═════ EXERCISE INPUTS

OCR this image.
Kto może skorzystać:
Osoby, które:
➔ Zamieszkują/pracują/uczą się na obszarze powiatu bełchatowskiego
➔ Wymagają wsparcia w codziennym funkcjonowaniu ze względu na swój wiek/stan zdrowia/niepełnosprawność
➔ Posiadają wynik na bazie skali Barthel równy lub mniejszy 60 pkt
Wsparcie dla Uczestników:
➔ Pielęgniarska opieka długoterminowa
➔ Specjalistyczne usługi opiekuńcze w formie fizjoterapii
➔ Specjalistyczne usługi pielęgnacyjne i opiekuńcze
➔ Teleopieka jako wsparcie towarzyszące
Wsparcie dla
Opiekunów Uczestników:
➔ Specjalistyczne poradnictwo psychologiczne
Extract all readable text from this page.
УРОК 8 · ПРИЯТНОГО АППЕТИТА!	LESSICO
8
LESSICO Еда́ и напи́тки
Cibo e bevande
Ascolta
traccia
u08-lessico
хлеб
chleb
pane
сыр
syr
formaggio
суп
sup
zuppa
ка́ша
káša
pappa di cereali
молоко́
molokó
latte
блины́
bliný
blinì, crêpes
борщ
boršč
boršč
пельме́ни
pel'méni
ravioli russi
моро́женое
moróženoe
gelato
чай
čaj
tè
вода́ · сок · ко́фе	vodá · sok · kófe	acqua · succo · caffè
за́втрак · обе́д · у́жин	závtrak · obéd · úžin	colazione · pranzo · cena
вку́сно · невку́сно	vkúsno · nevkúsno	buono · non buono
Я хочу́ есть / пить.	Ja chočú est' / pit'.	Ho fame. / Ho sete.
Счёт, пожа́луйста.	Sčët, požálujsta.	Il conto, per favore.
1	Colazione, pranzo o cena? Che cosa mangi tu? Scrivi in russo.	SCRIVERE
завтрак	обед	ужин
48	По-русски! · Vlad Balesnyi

══════════

■ AIM
Copy each line of the listing that includes "Specjalistyczne".

■ REPLY
➔ Specjalistyczne usługi opiekuńcze w formie fizjoterapii
➔ Specjalistyczne usługi pielęgnacyjne i opiekuńcze
➔ Specjalistyczne poradnictwo psychologiczne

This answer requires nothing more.